What you will do
Rewrite only the lines of the records from the line with "x-tick-label: 1.75: [611, 489, 649, 509]" up to and including the line with "x-tick-label: 2.00: [691, 489, 729, 509]", putting "plot-area" in place of "plot-frame" and keeping everything else the same.

====== Record list

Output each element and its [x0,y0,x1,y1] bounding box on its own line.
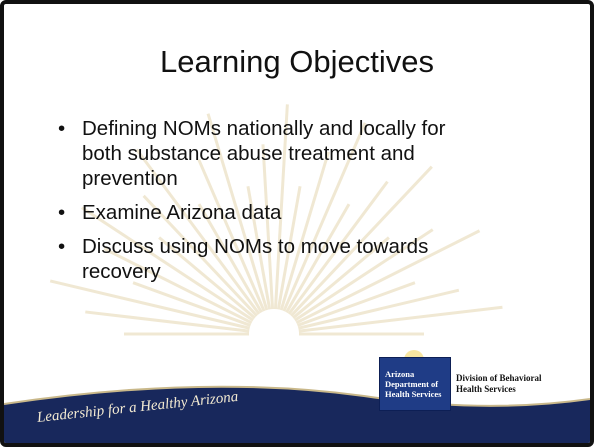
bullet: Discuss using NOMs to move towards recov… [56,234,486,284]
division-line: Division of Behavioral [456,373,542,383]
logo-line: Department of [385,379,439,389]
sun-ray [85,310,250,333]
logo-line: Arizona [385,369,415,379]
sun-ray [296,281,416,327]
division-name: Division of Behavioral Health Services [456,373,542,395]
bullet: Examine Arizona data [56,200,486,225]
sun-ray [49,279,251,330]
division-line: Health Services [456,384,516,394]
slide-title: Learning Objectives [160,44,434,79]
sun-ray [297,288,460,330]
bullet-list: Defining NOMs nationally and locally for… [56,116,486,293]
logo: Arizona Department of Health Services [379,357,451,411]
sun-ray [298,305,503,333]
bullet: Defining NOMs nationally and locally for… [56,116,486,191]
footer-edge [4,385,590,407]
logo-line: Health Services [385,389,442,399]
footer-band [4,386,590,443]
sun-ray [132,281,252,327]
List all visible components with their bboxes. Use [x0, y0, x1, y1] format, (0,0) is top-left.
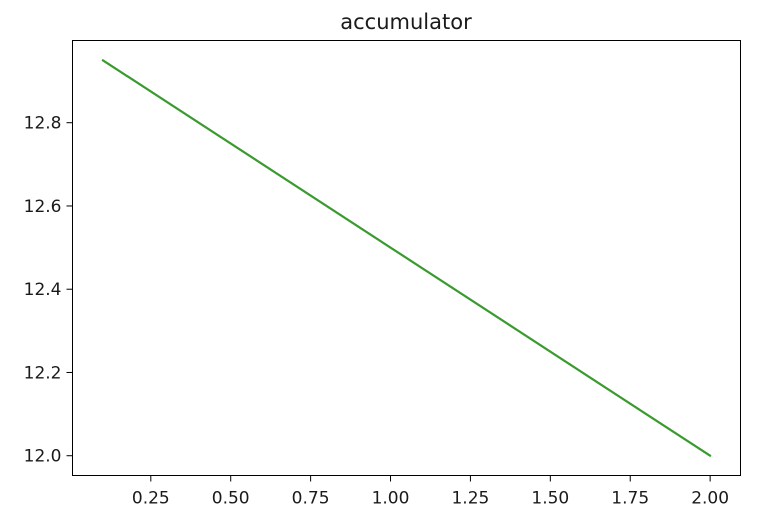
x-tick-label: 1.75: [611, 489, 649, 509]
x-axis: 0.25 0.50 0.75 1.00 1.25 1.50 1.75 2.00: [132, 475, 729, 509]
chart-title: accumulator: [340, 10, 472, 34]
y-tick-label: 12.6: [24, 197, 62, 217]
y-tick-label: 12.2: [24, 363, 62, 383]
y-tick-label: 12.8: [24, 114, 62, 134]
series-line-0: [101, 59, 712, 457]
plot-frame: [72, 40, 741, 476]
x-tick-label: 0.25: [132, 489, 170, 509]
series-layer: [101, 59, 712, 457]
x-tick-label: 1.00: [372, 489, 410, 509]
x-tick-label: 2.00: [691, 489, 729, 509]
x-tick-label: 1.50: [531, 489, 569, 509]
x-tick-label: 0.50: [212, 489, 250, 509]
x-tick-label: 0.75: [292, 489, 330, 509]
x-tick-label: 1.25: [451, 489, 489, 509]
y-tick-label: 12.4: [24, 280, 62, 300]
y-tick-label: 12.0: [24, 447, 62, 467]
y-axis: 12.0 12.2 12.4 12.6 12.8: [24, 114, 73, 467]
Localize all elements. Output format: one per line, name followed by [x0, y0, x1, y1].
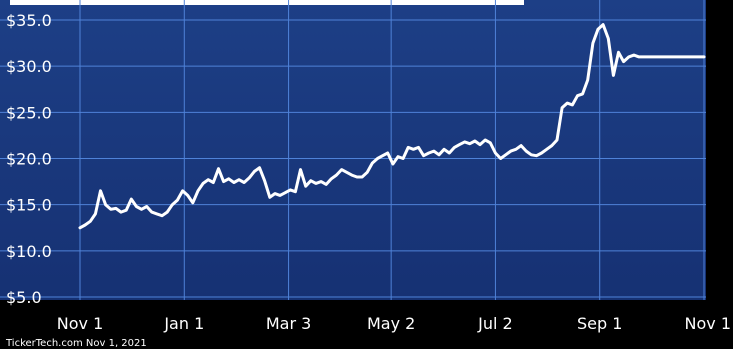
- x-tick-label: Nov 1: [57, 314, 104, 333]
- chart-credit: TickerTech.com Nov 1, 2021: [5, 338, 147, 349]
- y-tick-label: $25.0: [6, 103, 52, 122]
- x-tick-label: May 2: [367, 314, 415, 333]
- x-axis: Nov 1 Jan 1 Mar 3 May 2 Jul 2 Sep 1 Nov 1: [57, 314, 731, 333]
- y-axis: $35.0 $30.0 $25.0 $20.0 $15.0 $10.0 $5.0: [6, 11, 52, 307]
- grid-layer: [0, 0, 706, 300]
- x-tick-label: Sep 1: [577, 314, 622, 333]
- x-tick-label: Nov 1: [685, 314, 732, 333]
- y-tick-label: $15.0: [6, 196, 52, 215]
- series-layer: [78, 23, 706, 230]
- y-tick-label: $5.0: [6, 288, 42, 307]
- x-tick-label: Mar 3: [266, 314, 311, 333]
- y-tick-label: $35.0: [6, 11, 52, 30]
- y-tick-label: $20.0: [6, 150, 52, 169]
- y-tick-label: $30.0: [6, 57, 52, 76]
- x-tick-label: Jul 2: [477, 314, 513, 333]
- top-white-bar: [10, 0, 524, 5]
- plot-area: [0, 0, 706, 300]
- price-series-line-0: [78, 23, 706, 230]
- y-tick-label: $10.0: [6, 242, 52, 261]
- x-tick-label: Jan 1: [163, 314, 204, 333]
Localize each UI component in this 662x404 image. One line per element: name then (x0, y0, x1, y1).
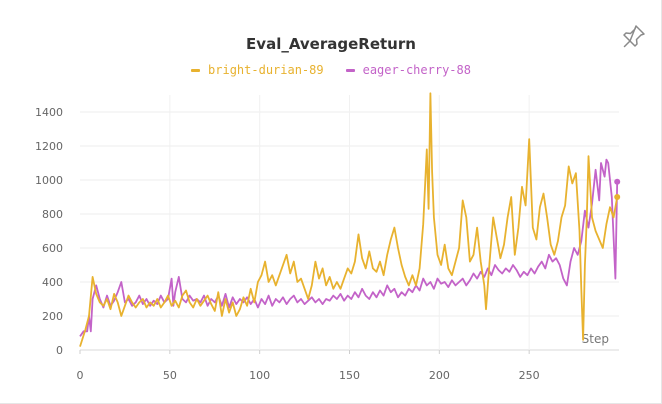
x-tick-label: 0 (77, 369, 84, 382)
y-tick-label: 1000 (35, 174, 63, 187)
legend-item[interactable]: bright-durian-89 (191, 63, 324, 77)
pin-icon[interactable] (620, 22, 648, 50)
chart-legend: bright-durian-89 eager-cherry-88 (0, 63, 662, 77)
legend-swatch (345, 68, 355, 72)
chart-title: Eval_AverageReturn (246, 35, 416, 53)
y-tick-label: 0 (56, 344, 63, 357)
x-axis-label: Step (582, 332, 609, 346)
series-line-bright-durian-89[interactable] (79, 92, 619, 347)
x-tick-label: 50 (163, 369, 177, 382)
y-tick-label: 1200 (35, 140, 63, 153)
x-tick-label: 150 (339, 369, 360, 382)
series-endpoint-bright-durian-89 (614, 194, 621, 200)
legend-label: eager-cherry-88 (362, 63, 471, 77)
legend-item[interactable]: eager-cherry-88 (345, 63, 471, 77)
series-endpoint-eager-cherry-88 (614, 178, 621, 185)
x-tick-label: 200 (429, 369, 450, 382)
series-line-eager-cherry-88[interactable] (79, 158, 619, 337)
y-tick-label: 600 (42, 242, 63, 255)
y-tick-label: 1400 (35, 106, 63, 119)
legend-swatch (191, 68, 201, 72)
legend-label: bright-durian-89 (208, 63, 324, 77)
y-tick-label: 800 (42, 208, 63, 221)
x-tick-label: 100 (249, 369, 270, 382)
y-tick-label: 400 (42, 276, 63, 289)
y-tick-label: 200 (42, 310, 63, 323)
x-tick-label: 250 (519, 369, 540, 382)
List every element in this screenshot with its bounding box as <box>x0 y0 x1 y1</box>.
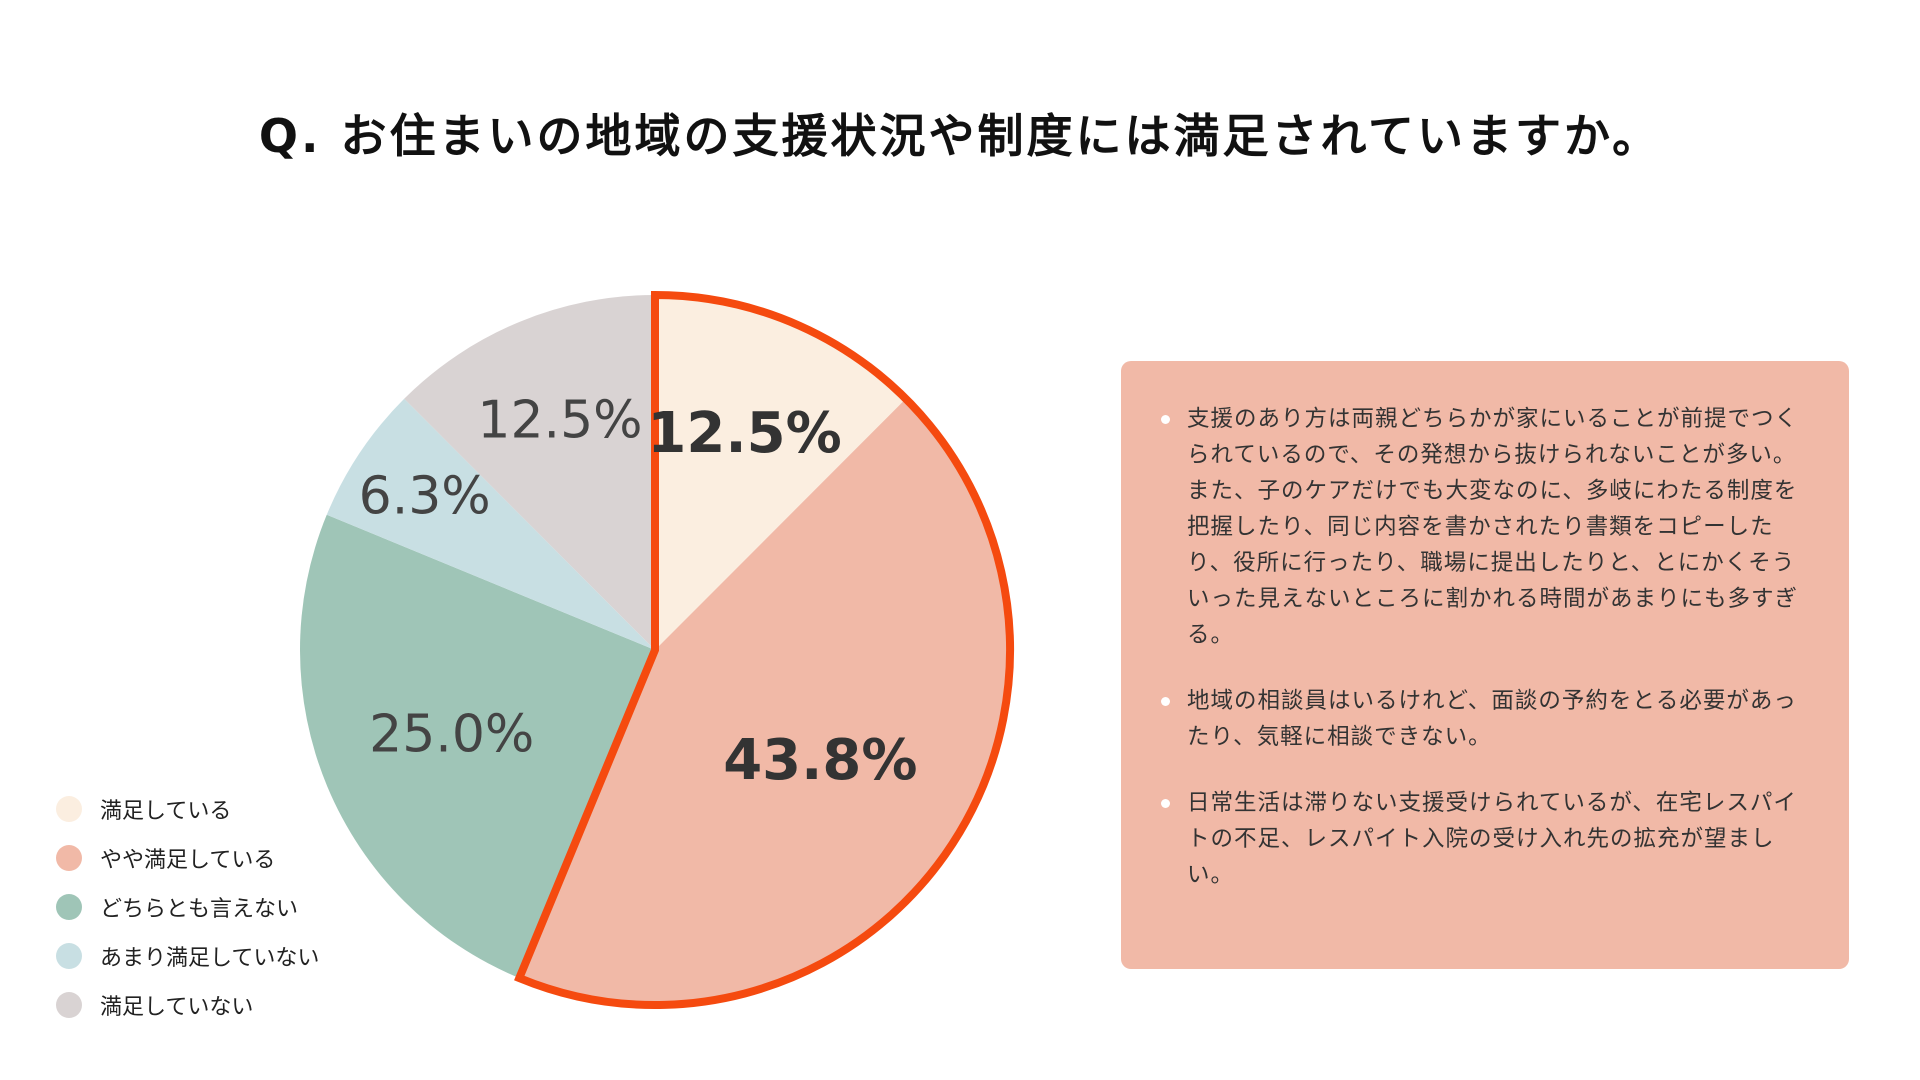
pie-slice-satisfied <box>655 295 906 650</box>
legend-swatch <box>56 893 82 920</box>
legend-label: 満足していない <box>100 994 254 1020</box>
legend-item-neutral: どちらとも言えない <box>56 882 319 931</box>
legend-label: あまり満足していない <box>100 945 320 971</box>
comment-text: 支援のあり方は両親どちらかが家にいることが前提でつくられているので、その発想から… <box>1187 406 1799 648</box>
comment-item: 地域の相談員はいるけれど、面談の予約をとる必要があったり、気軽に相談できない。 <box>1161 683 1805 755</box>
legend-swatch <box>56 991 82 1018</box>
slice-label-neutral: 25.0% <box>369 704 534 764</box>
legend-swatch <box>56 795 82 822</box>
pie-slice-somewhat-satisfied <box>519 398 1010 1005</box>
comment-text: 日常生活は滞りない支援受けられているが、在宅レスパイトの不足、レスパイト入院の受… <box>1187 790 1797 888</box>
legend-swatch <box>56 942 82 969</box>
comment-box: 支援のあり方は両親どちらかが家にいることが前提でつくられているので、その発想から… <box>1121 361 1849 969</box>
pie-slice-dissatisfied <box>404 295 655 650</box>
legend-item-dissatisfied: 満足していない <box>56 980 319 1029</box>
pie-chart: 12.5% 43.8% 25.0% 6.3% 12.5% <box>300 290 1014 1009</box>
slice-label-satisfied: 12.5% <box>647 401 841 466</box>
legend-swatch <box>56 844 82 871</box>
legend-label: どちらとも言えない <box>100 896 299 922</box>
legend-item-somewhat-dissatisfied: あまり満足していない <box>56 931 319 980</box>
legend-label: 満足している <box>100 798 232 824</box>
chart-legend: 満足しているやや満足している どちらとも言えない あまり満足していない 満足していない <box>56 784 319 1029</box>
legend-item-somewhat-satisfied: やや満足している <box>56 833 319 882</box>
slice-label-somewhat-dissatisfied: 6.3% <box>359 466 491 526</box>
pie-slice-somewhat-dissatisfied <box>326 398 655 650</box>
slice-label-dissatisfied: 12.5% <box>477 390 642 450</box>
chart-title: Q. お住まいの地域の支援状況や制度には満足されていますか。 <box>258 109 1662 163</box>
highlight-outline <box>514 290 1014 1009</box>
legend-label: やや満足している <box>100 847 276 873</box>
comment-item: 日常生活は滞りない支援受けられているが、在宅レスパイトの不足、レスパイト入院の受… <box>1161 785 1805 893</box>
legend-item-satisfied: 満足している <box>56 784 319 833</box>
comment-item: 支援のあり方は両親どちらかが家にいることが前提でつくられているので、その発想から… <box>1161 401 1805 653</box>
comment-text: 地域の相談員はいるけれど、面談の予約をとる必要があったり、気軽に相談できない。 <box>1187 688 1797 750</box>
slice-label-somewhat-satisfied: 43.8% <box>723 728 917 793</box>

============

Right answer
x-tick-label: 1.75: [611, 489, 649, 509]
x-axis: 0.25 0.50 0.75 1.00 1.25 1.50 1.75 2.00: [132, 475, 729, 509]
chart-title: accumulator: [340, 10, 472, 34]
y-tick-label: 12.6: [24, 197, 62, 217]
y-tick-label: 12.2: [24, 363, 62, 383]
y-tick-label: 12.8: [24, 114, 62, 134]
series-line-0: [101, 59, 712, 457]
plot-area: [72, 40, 741, 476]
x-tick-label: 0.25: [132, 489, 170, 509]
series-layer: [101, 59, 712, 457]
x-tick-label: 1.00: [372, 489, 410, 509]
x-tick-label: 2.00: [691, 489, 729, 509]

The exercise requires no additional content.